_Record extracts:_

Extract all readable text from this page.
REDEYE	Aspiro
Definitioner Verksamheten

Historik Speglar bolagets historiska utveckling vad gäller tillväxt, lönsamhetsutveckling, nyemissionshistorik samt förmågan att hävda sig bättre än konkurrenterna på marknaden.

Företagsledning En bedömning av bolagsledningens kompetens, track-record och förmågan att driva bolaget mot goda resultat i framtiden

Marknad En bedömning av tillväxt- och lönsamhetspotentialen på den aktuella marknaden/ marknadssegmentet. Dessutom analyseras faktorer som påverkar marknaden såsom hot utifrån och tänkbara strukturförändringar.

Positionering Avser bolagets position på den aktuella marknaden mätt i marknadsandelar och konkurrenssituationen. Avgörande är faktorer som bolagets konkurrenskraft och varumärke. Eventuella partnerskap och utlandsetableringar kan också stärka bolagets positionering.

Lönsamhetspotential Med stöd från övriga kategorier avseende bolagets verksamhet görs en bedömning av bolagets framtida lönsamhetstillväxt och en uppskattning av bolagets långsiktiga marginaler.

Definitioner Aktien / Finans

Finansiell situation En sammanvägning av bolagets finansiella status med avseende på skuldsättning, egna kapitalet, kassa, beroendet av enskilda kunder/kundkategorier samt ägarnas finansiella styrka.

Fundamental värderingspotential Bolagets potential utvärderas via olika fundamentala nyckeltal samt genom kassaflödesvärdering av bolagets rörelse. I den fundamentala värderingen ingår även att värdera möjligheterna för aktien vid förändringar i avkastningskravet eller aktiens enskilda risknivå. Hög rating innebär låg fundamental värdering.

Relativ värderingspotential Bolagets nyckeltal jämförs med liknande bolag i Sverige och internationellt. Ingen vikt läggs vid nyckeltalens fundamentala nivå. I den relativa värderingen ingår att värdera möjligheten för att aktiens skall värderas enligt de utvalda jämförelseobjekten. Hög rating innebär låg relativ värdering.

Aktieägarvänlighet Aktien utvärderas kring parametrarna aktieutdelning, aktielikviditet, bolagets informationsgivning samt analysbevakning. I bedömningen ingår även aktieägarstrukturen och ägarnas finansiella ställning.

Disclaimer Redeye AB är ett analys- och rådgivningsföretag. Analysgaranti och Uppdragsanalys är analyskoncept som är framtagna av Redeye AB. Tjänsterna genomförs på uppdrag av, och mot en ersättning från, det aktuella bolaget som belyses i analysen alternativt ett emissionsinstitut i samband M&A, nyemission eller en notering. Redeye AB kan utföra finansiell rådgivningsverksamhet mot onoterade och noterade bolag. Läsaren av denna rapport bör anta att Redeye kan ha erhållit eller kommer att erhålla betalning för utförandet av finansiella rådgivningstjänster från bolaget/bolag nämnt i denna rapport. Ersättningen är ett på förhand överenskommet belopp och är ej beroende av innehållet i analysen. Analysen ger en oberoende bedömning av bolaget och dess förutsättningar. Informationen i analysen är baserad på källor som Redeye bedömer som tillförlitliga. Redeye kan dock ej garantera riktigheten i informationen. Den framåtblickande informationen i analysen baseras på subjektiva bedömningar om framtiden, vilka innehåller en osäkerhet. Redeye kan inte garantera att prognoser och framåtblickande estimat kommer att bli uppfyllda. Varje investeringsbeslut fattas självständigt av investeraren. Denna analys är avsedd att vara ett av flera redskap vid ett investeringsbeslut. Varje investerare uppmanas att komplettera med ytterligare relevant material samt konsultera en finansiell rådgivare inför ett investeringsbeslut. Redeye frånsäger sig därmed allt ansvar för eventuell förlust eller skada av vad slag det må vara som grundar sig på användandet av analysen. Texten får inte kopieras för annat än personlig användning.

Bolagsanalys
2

_The task:_ Please show every line of the entries above that contains the word "ägarnas".

_Solution for this exercise:_
Finansiell situation En sammanvägning av bolagets finansiella status med avseende på skuldsättning, egna kapitalet, kassa, beroendet av enskilda kunder/kundkategorier samt ägarnas finansiella styrka.
Aktieägarvänlighet Aktien utvärderas kring parametrarna aktieutdelning, aktielikviditet, bolagets informationsgivning samt analysbevakning. I bedömningen ingår även aktieägarstrukturen och ägarnas finansiella ställning.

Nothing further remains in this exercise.